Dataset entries
--

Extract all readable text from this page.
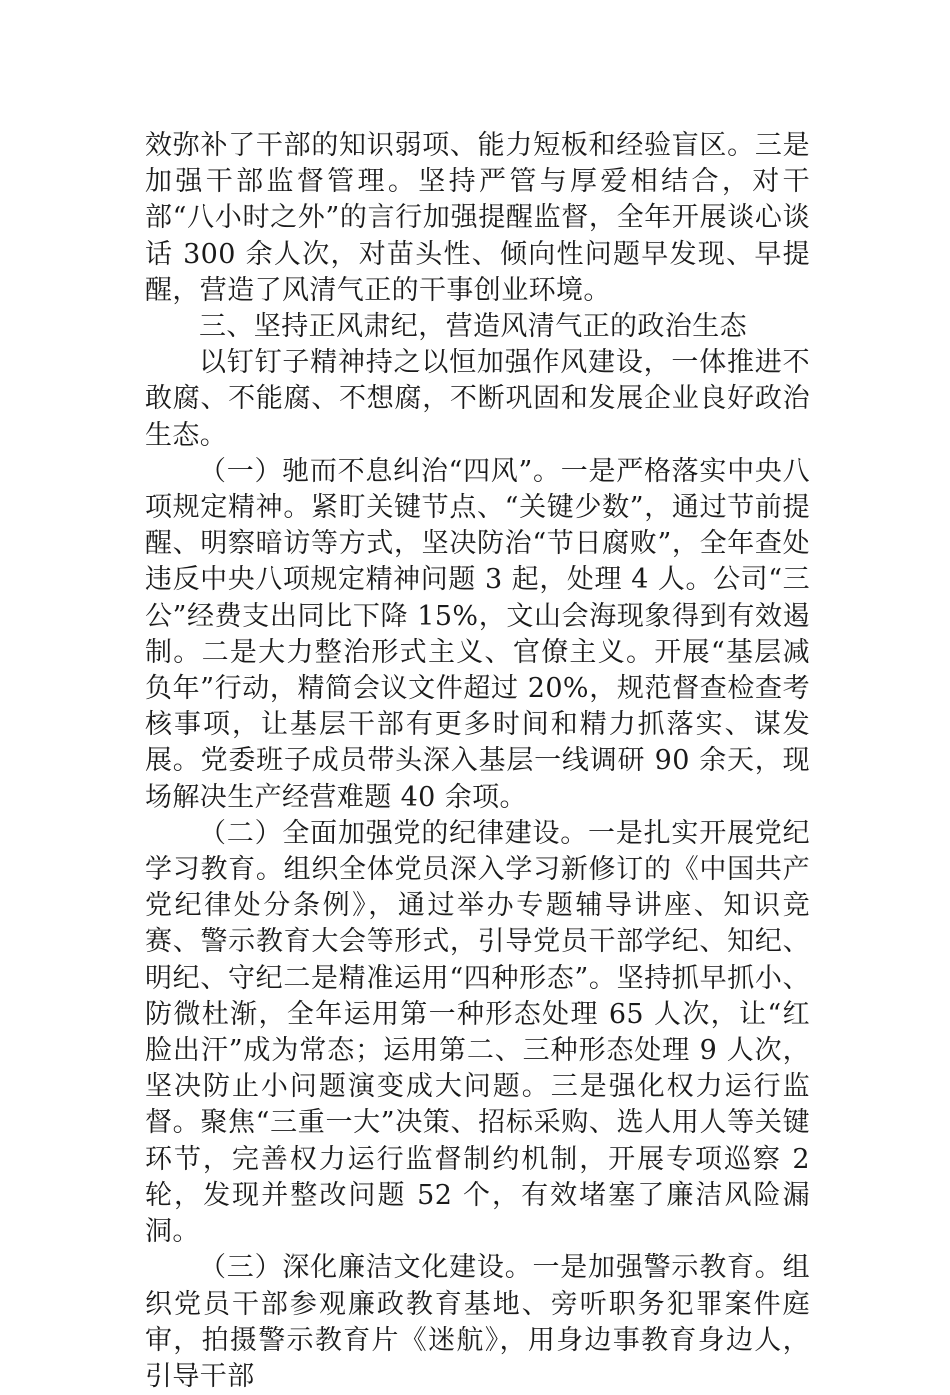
效弥补了干部的知识弱项、能力短板和经验盲区。三是加强干部监督管理。坚持严管与厚爱相结合，对干部“八小时之外”的言行加强提醒监督，全年开展谈心谈话 300 余人次，对苗头性、倾向性问题早发现、早提醒，营造了风清气正的干事创业环境。

三、坚持正风肃纪，营造风清气正的政治生态

以钉钉子精神持之以恒加强作风建设，一体推进不敢腐、不能腐、不想腐，不断巩固和发展企业良好政治生态。

（一）驰而不息纠治“四风”。一是严格落实中央八项规定精神。紧盯关键节点、“关键少数”，通过节前提醒、明察暗访等方式，坚决防治“节日腐败”，全年查处违反中央八项规定精神问题 3 起，处理 4 人。公司“三公”经费支出同比下降 15%，文山会海现象得到有效遏制。二是大力整治形式主义、官僚主义。开展“基层减负年”行动，精简会议文件超过 20%，规范督查检查考核事项，让基层干部有更多时间和精力抓落实、谋发展。党委班子成员带头深入基层一线调研 90 余天，现场解决生产经营难题 40 余项。

（二）全面加强党的纪律建设。一是扎实开展党纪学习教育。组织全体党员深入学习新修订的《中国共产党纪律处分条例》，通过举办专题辅导讲座、知识竞赛、警示教育大会等形式，引导党员干部学纪、知纪、明纪、守纪二是精准运用“四种形态”。坚持抓早抓小、防微杜渐，全年运用第一种形态处理 65 人次，让“红脸出汗”成为常态；运用第二、三种形态处理 9 人次，坚决防止小问题演变成大问题。三是强化权力运行监督。聚焦“三重一大”决策、招标采购、选人用人等关键环节，完善权力运行监督制约机制，开展专项巡察 2 轮，发现并整改问题 52 个，有效堵塞了廉洁风险漏洞。

（三）深化廉洁文化建设。一是加强警示教育。组织党员干部参观廉政教育基地、旁听职务犯罪案件庭审，拍摄警示教育片《迷航》，用身边事教育身边人，引导干部
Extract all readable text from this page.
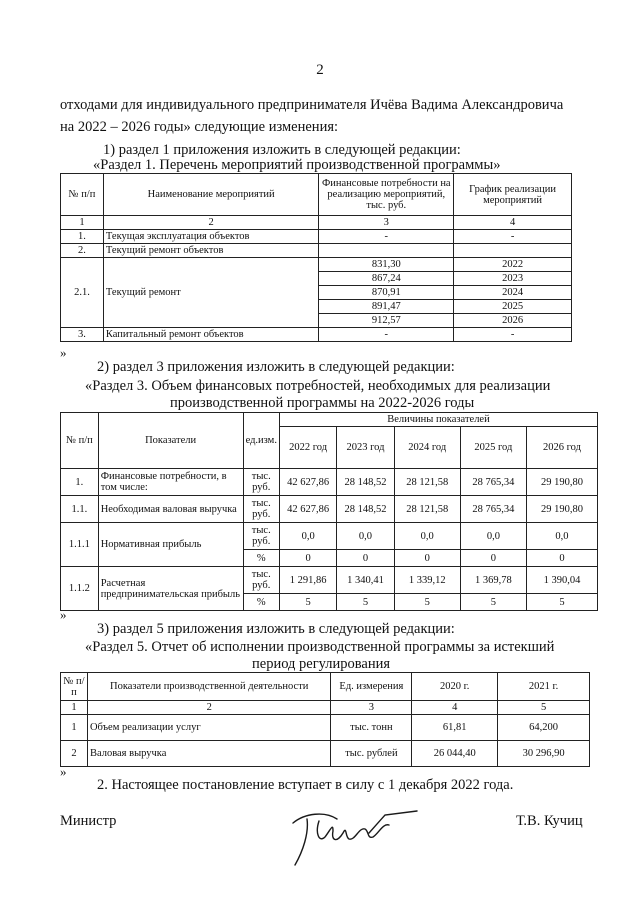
2
отходами для индивидуального предпринимателя Ичёва Вадима Александровича
на 2022 – 2026 годы» следующие изменения:
1) раздел 1 приложения изложить в следующей редакции:
«Раздел 1. Перечень мероприятий производственной программы»
№ п/п	Наименование мероприятий	Финансовые потребности на реализацию мероприятий, тыс. руб.	График реализации мероприятий
1	2	3	4
1.	Текущая эксплуатация объектов	-	-
2.	Текущий ремонт объектов		
2.1.	Текущий ремонт	831,30	2022
		867,24	2023
		870,91	2024
		891,47	2025
		912,57	2026
3.	Капитальный ремонт объектов	-	-
»
2) раздел 3 приложения изложить в следующей редакции:
«Раздел 3. Объем финансовых потребностей, необходимых для реализации
производственной программы на 2022-2026 годы
№ п/п	Показатели	ед.изм.	Величины показателей				
			2022 год	2023 год	2024 год	2025 год	2026 год
1.	Финансовые потребности, в том числе:	тыс. руб.	42 627,86	28 148,52	28 121,58	28 765,34	29 190,80
1.1.	Необходимая валовая выручка	тыс. руб.	42 627,86	28 148,52	28 121,58	28 765,34	29 190,80
1.1.1	Нормативная прибыль	тыс. руб.	0,0	0,0	0,0	0,0	0,0
		%	0	0	0	0	0
1.1.2	Расчетная предпринимательская прибыль	тыс. руб.	1 291,86	1 340,41	1 339,12	1 369,78	1 390,04
		%	5	5	5	5	5
»
3) раздел 5 приложения изложить в следующей редакции:
«Раздел 5. Отчет об исполнении производственной программы за истекший
период регулирования
№ п/п	Показатели производственной деятельности	Ед. измерения	2020 г.	2021 г.
1	2	3	4	5
1	Объем реализации услуг	тыс. тонн	61,81	64,200
2	Валовая выручка	тыс. рублей	26 044,40	30 296,90
»
2. Настоящее постановление вступает в силу с 1 декабря 2022 года.
Министр	Т.В. Кучиц
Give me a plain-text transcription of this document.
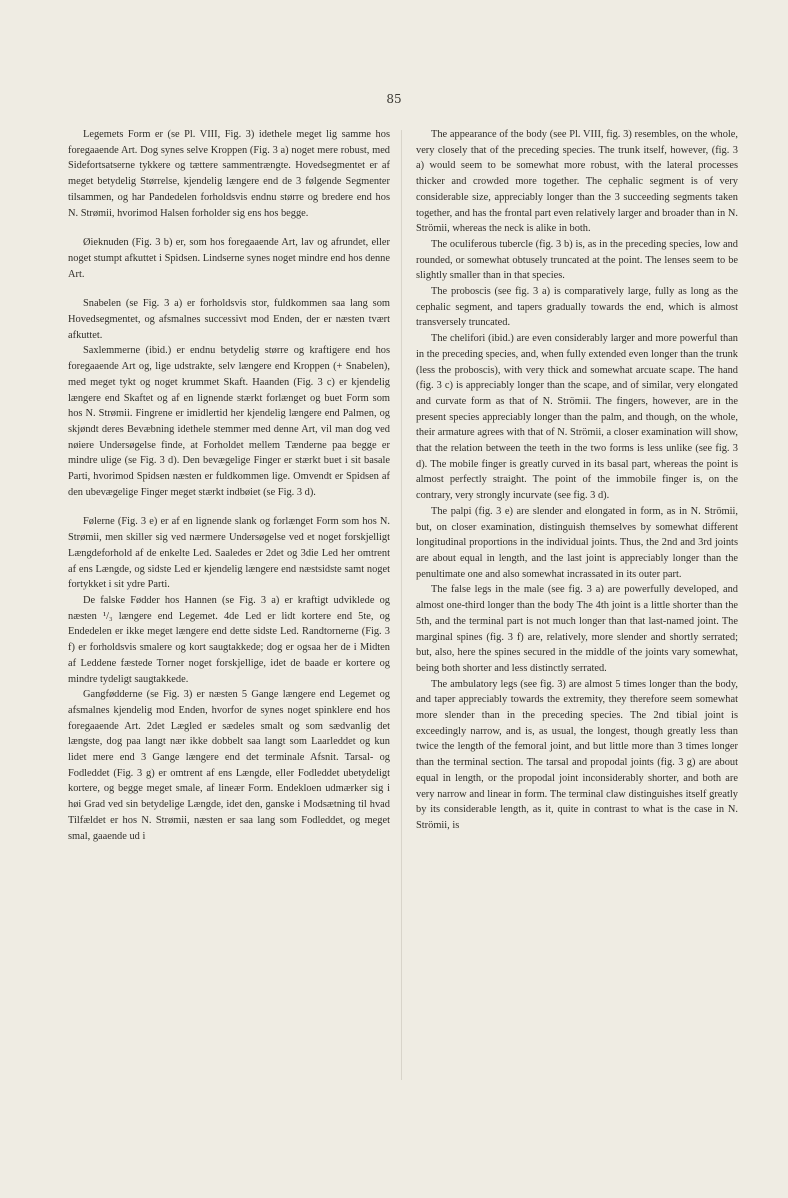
85

Legemets Form er (se Pl. VIII, Fig. 3) idethele meget lig samme hos foregaaende Art. Dog synes selve Kroppen (Fig. 3 a) noget mere robust, med Sidefortsatserne tykkere og tættere sammentrængte. Hovedsegmentet er af meget betydelig Størrelse, kjendelig længere end de 3 følgende Segmenter tilsammen, og har Pandedelen forholdsvis endnu større og bredere end hos N. Strømii, hvorimod Halsen forholder sig ens hos begge.

Øieknuden (Fig. 3 b) er, som hos foregaaende Art, lav og afrundet, eller noget stumpt afkuttet i Spidsen. Lindserne synes noget mindre end hos denne Art.

Snabelen (se Fig. 3 a) er forholdsvis stor, fuldkommen saa lang som Hovedsegmentet, og afsmalnes successivt mod Enden, der er næsten tvært afkuttet.

Saxlemmerne (ibid.) er endnu betydelig større og kraftigere end hos foregaaende Art og, lige udstrakte, selv længere end Kroppen (+ Snabelen), med meget tykt og noget krummet Skaft. Haanden (Fig. 3 c) er kjendelig længere end Skaftet og af en lignende stærkt forlænget og buet Form som hos N. Strømii. Fingrene er imidlertid her kjendelig længere end Palmen, og skjøndt deres Bevæbning idethele stemmer med denne Art, vil man dog ved nøiere Undersøgelse finde, at Forholdet mellem Tænderne paa begge er mindre ulige (se Fig. 3 d). Den bevægelige Finger er stærkt buet i sit basale Parti, hvorimod Spidsen næsten er fuldkommen lige. Omvendt er Spidsen af den ubevægelige Finger meget stærkt indbøiet (se Fig. 3 d).

Følerne (Fig. 3 e) er af en lignende slank og forlænget Form som hos N. Strømii, men skiller sig ved nærmere Undersøgelse ved et noget forskjelligt Længdeforhold af de enkelte Led. Saaledes er 2det og 3die Led her omtrent af ens Længde, og sidste Led er kjendelig længere end næstsidste samt noget fortykket i sit ydre Parti.

De falske Fødder hos Hannen (se Fig. 3 a) er kraftigt udviklede og næsten ¹/₃ længere end Legemet. 4de Led er lidt kortere end 5te, og Endedelen er ikke meget længere end dette sidste Led. Randtornerne (Fig. 3 f) er forholdsvis smalere og kort saugtakkede; dog er ogsaa her de i Midten af Leddene fæstede Torner noget forskjellige, idet de baade er kortere og mindre tydeligt saugtakkede.

Gangfødderne (se Fig. 3) er næsten 5 Gange længere end Legemet og afsmalnes kjendelig mod Enden, hvorfor de synes noget spinklere end hos foregaaende Art. 2det Lægled er sædeles smalt og som sædvanlig det længste, dog paa langt nær ikke dobbelt saa langt som Laarleddet og kun lidet mere end 3 Gange længere end det terminale Afsnit. Tarsal- og Fodleddet (Fig. 3 g) er omtrent af ens Længde, eller Fodleddet ubetydeligt kortere, og begge meget smale, af lineær Form. Endekloen udmærker sig i høi Grad ved sin betydelige Længde, idet den, ganske i Modsætning til hvad Tilfældet er hos N. Strømii, næsten er saa lang som Fodleddet, og meget smal, gaaende ud i

The appearance of the body (see Pl. VIII, fig. 3) resembles, on the whole, very closely that of the preceding species. The trunk itself, however, (fig. 3 a) would seem to be somewhat more robust, with the lateral processes thicker and crowded more together. The cephalic segment is of very considerable size, appreciably longer than the 3 succeeding segments taken together, and has the frontal part even relatively larger and broader than in N. Strömii, whereas the neck is alike in both.

The oculiferous tubercle (fig. 3 b) is, as in the preceding species, low and rounded, or somewhat obtusely truncated at the point. The lenses seem to be slightly smaller than in that species.

The proboscis (see fig. 3 a) is comparatively large, fully as long as the cephalic segment, and tapers gradually towards the end, which is almost transversely truncated.

The chelifori (ibid.) are even considerably larger and more powerful than in the preceding species, and, when fully extended even longer than the trunk (less the proboscis), with very thick and somewhat arcuate scape. The hand (fig. 3 c) is appreciably longer than the scape, and of similar, very elongated and curvate form as that of N. Strömii. The fingers, however, are in the present species appreciably longer than the palm, and though, on the whole, their armature agrees with that of N. Strömii, a closer examination will show, that the relation between the teeth in the two forms is less unlike (see fig. 3 d). The mobile finger is greatly curved in its basal part, whereas the point is almost perfectly straight. The point of the immobile finger is, on the contrary, very strongly incurvate (see fig. 3 d).

The palpi (fig. 3 e) are slender and elongated in form, as in N. Strömii, but, on closer examination, distinguish themselves by somewhat different longitudinal proportions in the individual joints. Thus, the 2nd and 3rd joints are about equal in length, and the last joint is appreciably longer than the penultimate one and also somewhat incrassated in its outer part.

The false legs in the male (see fig. 3 a) are powerfully developed, and almost one-third longer than the body The 4th joint is a little shorter than the 5th, and the terminal part is not much longer than that last-named joint. The marginal spines (fig. 3 f) are, relatively, more slender and shortly serrated; but, also, here the spines secured in the middle of the joints vary somewhat, being both shorter and less distinctly serrated.

The ambulatory legs (see fig. 3) are almost 5 times longer than the body, and taper appreciably towards the extremity, they therefore seem somewhat more slender than in the preceding species. The 2nd tibial joint is exceedingly narrow, and is, as usual, the longest, though greatly less than twice the length of the femoral joint, and but little more than 3 times longer than the terminal section. The tarsal and propodal joints (fig. 3 g) are about equal in length, or the propodal joint inconsiderably shorter, and both are very narrow and linear in form. The terminal claw distinguishes itself greatly by its considerable length, as it, quite in contrast to what is the case in N. Strömii, is
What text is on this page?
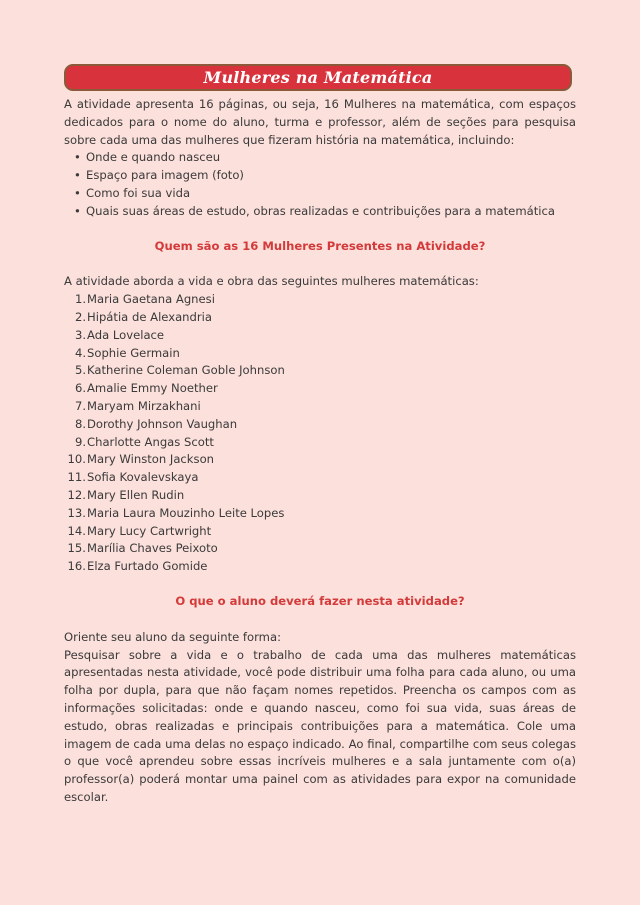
Mulheres na Matemática

A atividade apresenta 16 páginas, ou seja, 16 Mulheres na matemática, com espaços dedicados para o nome do aluno, turma e professor, além de seções para pesquisa sobre cada uma das mulheres que fizeram história na matemática, incluindo:

• Onde e quando nasceu
• Espaço para imagem (foto)
• Como foi sua vida
• Quais suas áreas de estudo, obras realizadas e contribuições para a matemática

Quem são as 16 Mulheres Presentes na Atividade?

A atividade aborda a vida e obra das seguintes mulheres matemáticas:

1. Maria Gaetana Agnesi
2. Hipátia de Alexandria
3. Ada Lovelace
4. Sophie Germain
5. Katherine Coleman Goble Johnson
6. Amalie Emmy Noether
7. Maryam Mirzakhani
8. Dorothy Johnson Vaughan
9. Charlotte Angas Scott
10. Mary Winston Jackson
11. Sofia Kovalevskaya
12. Mary Ellen Rudin
13. Maria Laura Mouzinho Leite Lopes
14. Mary Lucy Cartwright
15. Marília Chaves Peixoto
16. Elza Furtado Gomide

O que o aluno deverá fazer nesta atividade?

Oriente seu aluno da seguinte forma:

Pesquisar sobre a vida e o trabalho de cada uma das mulheres matemáticas apresentadas nesta atividade, você pode distribuir uma folha para cada aluno, ou uma folha por dupla, para que não façam nomes repetidos. Preencha os campos com as informações solicitadas: onde e quando nasceu, como foi sua vida, suas áreas de estudo, obras realizadas e principais contribuições para a matemática. Cole uma imagem de cada uma delas no espaço indicado. Ao final, compartilhe com seus colegas o que você aprendeu sobre essas incríveis mulheres e a sala juntamente com o(a) professor(a) poderá montar uma painel com as atividades para expor na comunidade escolar.
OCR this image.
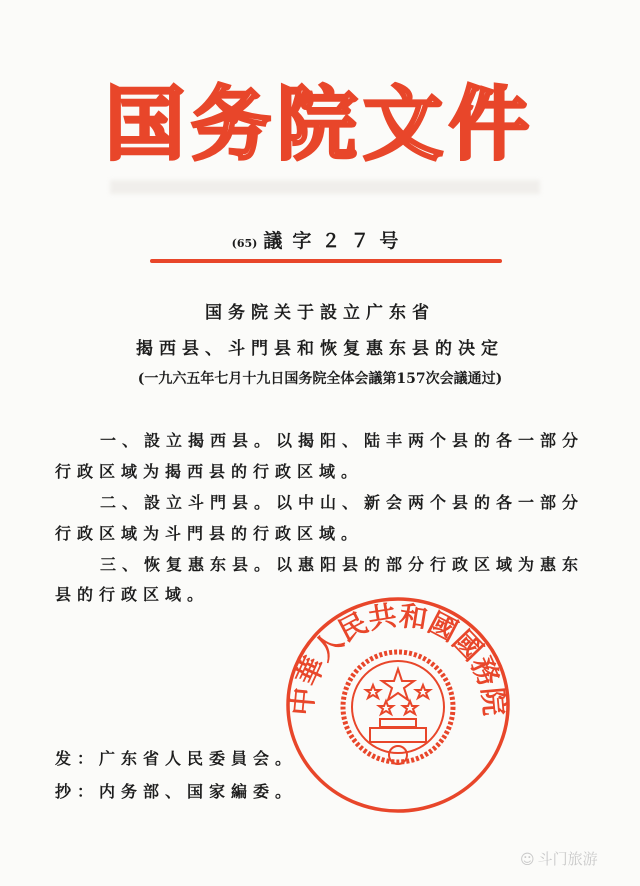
国务院文件
(65) 議字２７号
国务院关于設立广东省
揭西县、斗門县和恢复惠东县的决定
(一九六五年七月十九日国务院全体会議第157次会議通过)
一、設立揭西县。以揭阳、陆丰两个县的各一部分
行政区域为揭西县的行政区域。
二、設立斗門县。以中山、新会两个县的各一部分
行政区域为斗門县的行政区域。
三、恢复惠东县。以惠阳县的部分行政区域为惠东
县的行政区域。
发：广东省人民委員会。
抄：内务部、国家編委。
中華人民共和國國務院
☺ 斗门旅游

--

▸ To do: Identify the lines in the entries above that contain "larger", then copy them out.

▸ Answer to this exercise:
The appearance of the body (see Pl. VIII, fig. 3) resembles, on the whole, very closely that of the preceding species. The trunk itself, however, (fig. 3 a) would seem to be somewhat more robust, with the lateral processes thicker and crowded more together. The cephalic segment is of very considerable size, appreciably longer than the 3 succeeding segments taken together, and has the frontal part even relatively larger and broader than in N. Strömii, whereas the neck is alike in both.
The chelifori (ibid.) are even considerably larger and more powerful than in the preceding species, and, when fully extended even longer than the trunk (less the proboscis), with very thick and somewhat arcuate scape. The hand (fig. 3 c) is appreciably longer than the scape, and of similar, very elongated and curvate form as that of N. Strömii. The fingers, however, are in the present species appreciably longer than the palm, and though, on the whole, their armature agrees with that of N. Strömii, a closer examination will show, that the relation between the teeth in the two forms is less unlike (see fig. 3 d). The mobile finger is greatly curved in its basal part, whereas the point is almost perfectly straight. The point of the immobile finger is, on the contrary, very strongly incurvate (see fig. 3 d).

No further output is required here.